• PROBLEM
Which lines of the records contain the string "gizmo"? Gather and copy each of them, treating uppercase and lowercase as different.

— begin RECORDS TO PROCESS —

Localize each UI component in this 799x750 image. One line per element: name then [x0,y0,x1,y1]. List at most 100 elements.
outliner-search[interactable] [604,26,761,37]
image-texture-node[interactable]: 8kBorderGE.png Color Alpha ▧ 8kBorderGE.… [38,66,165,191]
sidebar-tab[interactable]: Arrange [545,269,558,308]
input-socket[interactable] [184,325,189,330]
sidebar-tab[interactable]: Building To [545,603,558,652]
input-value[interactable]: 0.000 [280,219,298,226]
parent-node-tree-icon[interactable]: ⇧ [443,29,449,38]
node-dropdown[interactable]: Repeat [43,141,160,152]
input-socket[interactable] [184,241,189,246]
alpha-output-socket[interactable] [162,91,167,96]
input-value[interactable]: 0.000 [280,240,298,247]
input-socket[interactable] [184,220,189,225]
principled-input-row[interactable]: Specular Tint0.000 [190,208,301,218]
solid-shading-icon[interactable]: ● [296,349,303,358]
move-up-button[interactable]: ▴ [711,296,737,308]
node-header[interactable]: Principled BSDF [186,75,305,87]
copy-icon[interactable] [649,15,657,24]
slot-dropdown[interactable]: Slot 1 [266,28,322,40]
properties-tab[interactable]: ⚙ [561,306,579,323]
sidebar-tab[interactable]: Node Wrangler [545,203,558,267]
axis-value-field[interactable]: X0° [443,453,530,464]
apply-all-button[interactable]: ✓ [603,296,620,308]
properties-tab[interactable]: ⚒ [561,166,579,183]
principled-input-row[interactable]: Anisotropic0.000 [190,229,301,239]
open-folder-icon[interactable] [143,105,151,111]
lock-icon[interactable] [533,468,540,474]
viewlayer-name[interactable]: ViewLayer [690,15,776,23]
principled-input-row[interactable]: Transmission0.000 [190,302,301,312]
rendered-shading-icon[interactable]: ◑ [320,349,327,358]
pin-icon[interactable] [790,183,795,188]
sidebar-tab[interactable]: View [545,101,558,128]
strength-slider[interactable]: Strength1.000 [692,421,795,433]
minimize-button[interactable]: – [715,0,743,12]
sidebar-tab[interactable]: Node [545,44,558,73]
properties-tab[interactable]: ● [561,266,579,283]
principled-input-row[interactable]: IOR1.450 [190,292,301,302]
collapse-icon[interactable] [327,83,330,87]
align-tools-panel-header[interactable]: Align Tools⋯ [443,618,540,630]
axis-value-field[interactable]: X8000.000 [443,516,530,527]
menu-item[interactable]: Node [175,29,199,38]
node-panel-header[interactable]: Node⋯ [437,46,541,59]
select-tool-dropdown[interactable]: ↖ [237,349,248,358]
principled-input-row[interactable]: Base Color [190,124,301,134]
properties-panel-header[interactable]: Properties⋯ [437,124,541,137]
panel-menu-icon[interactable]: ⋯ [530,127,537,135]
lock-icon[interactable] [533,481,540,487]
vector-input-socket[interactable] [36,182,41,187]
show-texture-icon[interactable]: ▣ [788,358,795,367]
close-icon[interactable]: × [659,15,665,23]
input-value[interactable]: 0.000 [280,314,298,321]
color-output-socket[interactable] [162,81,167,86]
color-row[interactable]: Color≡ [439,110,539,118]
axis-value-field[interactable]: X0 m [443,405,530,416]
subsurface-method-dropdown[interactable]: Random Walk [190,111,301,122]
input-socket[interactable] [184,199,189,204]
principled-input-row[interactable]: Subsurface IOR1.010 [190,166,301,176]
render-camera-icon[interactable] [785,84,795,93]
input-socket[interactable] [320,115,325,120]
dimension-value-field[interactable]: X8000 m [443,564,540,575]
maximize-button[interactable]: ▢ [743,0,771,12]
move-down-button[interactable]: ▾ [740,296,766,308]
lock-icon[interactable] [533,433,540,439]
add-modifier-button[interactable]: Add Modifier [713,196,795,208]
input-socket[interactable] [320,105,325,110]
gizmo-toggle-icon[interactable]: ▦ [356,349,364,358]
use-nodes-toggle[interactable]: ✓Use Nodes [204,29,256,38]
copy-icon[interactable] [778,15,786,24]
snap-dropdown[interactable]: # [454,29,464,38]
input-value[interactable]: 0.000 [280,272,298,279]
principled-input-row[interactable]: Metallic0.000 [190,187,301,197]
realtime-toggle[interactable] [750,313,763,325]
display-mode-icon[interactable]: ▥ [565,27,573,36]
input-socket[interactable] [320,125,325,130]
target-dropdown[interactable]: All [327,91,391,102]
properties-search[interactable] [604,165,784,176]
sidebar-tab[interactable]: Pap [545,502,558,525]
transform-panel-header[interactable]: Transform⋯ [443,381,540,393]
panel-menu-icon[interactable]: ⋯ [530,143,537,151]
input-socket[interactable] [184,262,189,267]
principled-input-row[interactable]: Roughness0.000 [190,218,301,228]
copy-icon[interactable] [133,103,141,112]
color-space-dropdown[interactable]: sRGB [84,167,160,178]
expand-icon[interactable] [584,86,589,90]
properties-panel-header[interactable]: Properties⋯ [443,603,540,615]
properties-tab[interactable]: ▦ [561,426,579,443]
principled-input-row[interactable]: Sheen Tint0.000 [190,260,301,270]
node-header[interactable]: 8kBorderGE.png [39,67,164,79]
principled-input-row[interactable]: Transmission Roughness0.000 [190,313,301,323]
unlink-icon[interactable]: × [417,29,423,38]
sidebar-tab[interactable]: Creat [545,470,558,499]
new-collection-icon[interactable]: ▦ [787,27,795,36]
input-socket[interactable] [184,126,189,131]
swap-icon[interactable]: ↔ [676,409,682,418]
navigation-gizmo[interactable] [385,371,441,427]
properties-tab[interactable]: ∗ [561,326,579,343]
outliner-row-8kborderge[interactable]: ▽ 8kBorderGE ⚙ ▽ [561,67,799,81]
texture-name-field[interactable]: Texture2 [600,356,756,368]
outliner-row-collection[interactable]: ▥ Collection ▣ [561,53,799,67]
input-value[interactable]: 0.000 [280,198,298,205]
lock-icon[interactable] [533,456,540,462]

— end RECORDS TO PROCESS —

• FULL RESPONSE
gizmo-toggle-icon[interactable]: ▦ [356,349,364,358]
navigation-gizmo[interactable] [385,371,441,427]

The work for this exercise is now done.